_EXCERPTED PASSAGE_
_____
Do i need to strip the current LSP combo of Jetseal and Blue Velvet, perhaps with a fairy liquid wash or can I get away with a 'normal' 2BM wash and then apply Archilles Prep?

Much love for the replys.
 
You'll need to strip the LSP down, which is a shame really if you've only just applied it. I would be tempted to wait.

Actually I'm clearly lying, if I had swirls I wouldn't care if I had Crystal Rock on the paint work, it would be stripped and the swirls attended to!!!

Have a look around before just buying from I4D, have a look at Polished Bliss as there are quite a few glazes out there. PoorBoys BlackHole is another which is a fantastic filler. And Polished Bliss have free postage!
 

Owen

ClioSport Admin
Actually I'm clearly lying, if I had swirls I wouldn't care if I had Crystal Rock on the paint work, it would be stripped and the swirls attended to!!!

FLOL!

Did have a quick squiz on PB, would my RB not be better with White Diamond as opposed to Black Hole? I'm not sure as it's neither light or dark coloured...:S
 
Either or IMO fella. I've not had to fill an RB before, so might be tempted with the White Diamond now I give it some thought...
 

Owen

ClioSport Admin
Cool, cheers JD. If all else fails I break out the polyfiller ;)

What are you using tyre gloss wise? I have used blackfire and the i4D stuff. Would love something inbetween the glossiness (doubt that's even a word) of the Blackfire and the matte i4D.
 
  STEALTH RAIDER
no worries mate happy to help.
_____
_DATASET_

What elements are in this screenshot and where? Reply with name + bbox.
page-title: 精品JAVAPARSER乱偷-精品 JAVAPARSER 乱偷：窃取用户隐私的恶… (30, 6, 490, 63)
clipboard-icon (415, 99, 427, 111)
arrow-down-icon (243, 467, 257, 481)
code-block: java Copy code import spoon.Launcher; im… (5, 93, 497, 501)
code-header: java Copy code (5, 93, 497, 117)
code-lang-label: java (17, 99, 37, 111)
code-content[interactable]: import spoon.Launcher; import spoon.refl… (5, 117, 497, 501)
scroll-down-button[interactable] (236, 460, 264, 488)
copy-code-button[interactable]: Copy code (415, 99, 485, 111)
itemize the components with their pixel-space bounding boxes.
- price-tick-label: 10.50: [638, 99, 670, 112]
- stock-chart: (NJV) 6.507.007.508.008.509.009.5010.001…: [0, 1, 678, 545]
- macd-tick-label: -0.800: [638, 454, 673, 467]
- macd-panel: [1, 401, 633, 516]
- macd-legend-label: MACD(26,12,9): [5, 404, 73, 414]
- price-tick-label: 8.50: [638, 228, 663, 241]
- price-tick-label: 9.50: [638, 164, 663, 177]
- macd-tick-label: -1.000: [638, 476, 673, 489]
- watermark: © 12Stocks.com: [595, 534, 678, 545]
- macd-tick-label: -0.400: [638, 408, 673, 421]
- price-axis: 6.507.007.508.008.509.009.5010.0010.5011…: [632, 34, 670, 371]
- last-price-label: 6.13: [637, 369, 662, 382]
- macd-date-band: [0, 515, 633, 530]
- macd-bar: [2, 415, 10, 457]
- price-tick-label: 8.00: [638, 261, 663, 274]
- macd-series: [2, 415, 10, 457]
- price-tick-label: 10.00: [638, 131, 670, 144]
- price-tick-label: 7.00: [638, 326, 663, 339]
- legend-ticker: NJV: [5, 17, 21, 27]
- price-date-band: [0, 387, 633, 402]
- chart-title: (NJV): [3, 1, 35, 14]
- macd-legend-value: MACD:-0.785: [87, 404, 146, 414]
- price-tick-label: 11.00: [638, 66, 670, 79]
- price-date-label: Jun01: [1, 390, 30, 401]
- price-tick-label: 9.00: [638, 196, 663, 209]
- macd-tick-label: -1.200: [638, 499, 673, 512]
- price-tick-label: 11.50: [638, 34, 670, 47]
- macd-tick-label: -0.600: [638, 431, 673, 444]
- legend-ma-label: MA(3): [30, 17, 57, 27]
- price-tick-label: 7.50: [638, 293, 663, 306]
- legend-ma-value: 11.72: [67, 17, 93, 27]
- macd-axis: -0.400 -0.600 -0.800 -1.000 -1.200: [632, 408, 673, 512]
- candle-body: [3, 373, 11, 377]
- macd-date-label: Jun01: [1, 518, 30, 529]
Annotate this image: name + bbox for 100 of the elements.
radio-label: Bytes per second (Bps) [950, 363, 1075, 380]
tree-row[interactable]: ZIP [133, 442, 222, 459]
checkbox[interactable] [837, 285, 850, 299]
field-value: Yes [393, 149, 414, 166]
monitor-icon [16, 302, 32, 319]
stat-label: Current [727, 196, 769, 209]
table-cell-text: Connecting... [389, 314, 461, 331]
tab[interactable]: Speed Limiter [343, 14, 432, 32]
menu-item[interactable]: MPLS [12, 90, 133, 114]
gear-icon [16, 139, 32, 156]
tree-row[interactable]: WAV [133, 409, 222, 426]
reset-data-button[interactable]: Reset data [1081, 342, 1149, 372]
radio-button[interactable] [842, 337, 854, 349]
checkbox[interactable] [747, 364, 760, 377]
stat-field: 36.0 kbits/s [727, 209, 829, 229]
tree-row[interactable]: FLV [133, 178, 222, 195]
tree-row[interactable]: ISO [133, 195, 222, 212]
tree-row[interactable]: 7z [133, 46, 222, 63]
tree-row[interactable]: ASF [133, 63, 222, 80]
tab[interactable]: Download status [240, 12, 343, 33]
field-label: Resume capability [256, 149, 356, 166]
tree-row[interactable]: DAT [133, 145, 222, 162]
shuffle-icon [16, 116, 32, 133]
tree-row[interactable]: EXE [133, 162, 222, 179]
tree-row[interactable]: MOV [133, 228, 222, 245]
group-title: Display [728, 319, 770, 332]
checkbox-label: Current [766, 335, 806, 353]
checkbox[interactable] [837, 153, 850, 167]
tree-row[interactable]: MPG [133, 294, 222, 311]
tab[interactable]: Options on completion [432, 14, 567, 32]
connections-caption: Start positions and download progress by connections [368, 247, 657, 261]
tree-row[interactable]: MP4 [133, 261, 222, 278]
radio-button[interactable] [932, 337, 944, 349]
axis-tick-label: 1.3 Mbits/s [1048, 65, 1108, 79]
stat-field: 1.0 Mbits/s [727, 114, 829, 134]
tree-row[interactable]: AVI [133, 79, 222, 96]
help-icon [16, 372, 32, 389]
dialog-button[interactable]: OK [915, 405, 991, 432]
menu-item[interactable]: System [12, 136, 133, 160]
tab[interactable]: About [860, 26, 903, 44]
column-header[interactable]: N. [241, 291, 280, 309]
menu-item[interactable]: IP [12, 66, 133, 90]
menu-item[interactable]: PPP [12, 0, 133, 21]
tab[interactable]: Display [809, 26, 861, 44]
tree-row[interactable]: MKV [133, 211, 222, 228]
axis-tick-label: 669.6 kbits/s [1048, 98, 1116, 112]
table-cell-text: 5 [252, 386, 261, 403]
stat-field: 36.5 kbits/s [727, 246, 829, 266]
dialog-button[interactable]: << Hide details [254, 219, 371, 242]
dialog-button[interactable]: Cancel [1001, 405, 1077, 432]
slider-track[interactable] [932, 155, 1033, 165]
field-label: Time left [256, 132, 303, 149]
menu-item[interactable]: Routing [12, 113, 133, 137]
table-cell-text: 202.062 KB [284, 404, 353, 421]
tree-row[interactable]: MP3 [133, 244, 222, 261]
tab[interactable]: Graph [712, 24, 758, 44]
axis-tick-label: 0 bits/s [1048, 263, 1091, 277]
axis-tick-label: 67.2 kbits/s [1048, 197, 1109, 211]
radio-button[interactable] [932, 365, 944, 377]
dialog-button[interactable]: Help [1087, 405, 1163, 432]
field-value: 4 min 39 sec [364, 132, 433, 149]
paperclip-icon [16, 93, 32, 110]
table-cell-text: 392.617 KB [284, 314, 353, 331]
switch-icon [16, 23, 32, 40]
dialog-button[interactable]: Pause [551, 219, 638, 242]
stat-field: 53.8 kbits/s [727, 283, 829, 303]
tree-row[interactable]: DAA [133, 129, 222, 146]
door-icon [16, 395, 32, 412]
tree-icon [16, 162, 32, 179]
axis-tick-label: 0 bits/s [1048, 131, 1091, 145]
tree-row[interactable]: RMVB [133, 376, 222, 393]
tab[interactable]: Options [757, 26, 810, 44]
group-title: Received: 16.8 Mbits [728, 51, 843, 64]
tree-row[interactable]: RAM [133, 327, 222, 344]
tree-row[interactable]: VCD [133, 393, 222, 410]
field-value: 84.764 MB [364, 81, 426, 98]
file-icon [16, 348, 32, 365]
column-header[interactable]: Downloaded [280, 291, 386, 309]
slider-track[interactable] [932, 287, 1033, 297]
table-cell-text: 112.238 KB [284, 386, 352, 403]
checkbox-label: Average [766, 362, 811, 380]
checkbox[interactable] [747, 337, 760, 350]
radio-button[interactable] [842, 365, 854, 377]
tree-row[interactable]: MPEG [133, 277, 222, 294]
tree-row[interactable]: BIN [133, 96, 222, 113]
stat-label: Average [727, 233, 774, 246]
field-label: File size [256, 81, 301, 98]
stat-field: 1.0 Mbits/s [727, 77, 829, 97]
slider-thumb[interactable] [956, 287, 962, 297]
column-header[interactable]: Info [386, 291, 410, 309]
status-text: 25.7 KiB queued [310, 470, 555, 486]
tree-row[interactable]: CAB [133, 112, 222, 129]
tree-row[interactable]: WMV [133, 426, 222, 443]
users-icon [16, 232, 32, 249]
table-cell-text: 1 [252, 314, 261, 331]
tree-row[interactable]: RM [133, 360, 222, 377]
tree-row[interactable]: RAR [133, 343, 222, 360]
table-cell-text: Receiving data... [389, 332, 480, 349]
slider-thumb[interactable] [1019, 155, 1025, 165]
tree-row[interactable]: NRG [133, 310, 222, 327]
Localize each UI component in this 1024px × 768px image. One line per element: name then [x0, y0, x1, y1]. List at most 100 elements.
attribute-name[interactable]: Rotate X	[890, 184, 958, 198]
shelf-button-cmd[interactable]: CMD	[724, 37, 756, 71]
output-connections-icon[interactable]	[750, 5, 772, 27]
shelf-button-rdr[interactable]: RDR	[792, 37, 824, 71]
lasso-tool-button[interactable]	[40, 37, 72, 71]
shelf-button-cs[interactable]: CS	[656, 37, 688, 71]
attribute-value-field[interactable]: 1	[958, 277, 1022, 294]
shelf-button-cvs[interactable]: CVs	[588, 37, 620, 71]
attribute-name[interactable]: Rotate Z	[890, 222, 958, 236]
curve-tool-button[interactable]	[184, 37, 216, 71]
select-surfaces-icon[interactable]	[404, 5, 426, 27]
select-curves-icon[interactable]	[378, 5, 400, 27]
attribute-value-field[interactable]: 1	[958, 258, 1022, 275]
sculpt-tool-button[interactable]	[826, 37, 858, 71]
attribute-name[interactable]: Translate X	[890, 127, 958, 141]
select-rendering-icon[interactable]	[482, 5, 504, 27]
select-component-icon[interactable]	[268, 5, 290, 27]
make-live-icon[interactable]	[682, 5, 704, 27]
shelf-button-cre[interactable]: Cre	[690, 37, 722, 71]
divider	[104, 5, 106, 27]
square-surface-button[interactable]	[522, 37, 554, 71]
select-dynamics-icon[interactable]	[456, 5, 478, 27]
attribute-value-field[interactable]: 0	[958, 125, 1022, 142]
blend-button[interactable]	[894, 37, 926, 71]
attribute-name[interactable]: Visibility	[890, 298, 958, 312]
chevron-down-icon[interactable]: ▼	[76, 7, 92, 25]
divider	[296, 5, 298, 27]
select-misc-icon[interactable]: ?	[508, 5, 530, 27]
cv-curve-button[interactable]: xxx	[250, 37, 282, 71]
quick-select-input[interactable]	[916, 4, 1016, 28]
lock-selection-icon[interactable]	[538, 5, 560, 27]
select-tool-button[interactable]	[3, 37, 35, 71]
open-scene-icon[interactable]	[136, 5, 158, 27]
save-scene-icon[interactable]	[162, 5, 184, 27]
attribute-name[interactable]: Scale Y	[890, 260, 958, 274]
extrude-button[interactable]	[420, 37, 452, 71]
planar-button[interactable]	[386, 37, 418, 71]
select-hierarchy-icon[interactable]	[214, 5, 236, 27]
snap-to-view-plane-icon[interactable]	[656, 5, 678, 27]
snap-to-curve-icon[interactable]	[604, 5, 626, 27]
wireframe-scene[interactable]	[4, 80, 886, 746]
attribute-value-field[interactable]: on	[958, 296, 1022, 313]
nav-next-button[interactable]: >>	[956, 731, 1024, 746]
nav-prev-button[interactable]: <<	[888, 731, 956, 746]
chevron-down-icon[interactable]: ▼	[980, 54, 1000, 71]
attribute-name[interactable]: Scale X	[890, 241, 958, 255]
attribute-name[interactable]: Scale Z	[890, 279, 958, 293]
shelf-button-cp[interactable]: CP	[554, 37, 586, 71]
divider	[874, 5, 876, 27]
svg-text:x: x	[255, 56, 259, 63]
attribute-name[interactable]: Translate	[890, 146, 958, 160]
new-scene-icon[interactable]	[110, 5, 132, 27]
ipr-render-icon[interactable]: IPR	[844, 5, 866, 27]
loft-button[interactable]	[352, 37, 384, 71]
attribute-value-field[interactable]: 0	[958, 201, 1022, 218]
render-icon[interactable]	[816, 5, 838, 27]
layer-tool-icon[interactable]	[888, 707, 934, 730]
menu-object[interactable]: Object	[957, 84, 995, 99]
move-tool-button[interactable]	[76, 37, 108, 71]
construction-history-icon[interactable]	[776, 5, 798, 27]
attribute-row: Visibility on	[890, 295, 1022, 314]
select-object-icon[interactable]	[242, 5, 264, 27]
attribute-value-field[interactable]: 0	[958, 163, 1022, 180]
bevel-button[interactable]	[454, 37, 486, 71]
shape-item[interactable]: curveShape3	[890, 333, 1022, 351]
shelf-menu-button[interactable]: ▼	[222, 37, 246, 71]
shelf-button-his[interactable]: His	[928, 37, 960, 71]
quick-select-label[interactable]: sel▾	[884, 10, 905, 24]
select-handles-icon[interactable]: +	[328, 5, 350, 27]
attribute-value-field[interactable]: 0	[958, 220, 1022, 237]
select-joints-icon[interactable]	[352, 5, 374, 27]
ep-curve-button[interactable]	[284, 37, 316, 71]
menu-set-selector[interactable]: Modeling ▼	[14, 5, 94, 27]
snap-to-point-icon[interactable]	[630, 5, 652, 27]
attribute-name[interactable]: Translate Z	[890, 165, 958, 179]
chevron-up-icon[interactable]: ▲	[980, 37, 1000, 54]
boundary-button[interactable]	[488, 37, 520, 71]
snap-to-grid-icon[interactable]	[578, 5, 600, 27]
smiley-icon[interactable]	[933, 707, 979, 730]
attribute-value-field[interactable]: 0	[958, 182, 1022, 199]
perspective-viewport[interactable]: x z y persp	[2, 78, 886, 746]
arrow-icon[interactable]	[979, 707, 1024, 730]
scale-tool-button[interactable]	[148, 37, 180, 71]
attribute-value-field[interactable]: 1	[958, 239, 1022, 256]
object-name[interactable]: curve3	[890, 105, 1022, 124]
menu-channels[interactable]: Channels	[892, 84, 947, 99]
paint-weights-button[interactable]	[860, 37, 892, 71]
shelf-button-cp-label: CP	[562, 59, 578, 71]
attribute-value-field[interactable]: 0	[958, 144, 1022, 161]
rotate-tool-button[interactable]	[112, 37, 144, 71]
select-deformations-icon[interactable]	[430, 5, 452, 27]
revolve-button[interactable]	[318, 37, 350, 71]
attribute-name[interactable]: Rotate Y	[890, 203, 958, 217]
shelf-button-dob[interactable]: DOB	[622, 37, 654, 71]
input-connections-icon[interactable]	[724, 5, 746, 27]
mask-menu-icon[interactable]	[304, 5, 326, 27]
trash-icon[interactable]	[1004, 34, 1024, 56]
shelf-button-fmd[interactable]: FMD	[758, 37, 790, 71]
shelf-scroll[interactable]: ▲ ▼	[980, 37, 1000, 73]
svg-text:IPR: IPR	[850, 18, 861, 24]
_____
_QUESTIONS ON THE MATERIAL_
**a.** Reproduce the stretch of the car detailing thread from "Do i need to" through "apply Archilles Prep?".
**b.** In the car detailing thread, which retailer is said to offer free postage?
**c.** Write the next part of the car detailing forum thread, picking up after its last line.
The records were taken from a separate source.

_RESULTS IN ORDER_
**a.**
Do i need to strip the current LSP combo of Jetseal and Blue Velvet, perhaps with a fairy liquid wash or can I get away with a 'normal' 2BM wash and then apply Archilles Prep?

**b.** Polished Bliss

**c.**
i would also recomend the ag srp as the glaze i havent tried anything else myself but before i really got into detailing its what i used and was always pretty happy with the results and that was before i had a d.a to apply it with. best of luck bud.
+1 on the missus car my gf just got a mini cooper in black and its swirls galore cant wait to have ago at it been a while since i last had ago

Remember that SRP is basically an all in one product so some sealants dont like to sit on it very well. When i used SRP years ago, i only ever put wax on top but its no longer in my arsenal. Black hole is a very good filler but i always choose CG ez creme as it fills less but more result as i dont like the filling route. Im a sealant man myself so id say personally that jetseal is a great product without wax on top. It doesnt bead or sheet brilliantly but the durability will outlast a lot of waxes. On the other hand, if you top the finish up every week with a synthetic or pro detailing spray not watered down, you will have more of a boost in gloss, slick feeling finish and you will see some beeding and sheeting results going on too.
 

Owen

ClioSport Admin
Cheers for the info Lew, I always use Megs Last Touch QD when washing to try and get rid of waterspots and get some gloss. I have actually just run out though, so would you recommend a diff alternative? Or shall I stick with what I know?
 
  STEALTH RAIDER
I dont think its a case of stick with what you know mate as most detailing sprays are the same for application. CG synthetic detailer (pink in colour) is good stuff. You can dilute it aswell 3:1 as a clay lube. Either way, use it the same as you would with the megs stuff. Another option is the CG Pro detailer (blue in colour). You cant water it down or use it as a clay lube. It contains a form of wax so it adds a little protection on top of ANY existing finish and leaves a very nice shine and feels great. This will also give you some form of beading and sheeting too. It does however take a little longer to use. You spray, wipe and then leave it for 10 seconds or so till the area soaks it in, then turn your towel over for a quick buff. Results are better than the synthetic detailer but pro hasnt got as many uses.
 
And Polished Bliss have free postage!
+1 on this! I put in a tast order the other day.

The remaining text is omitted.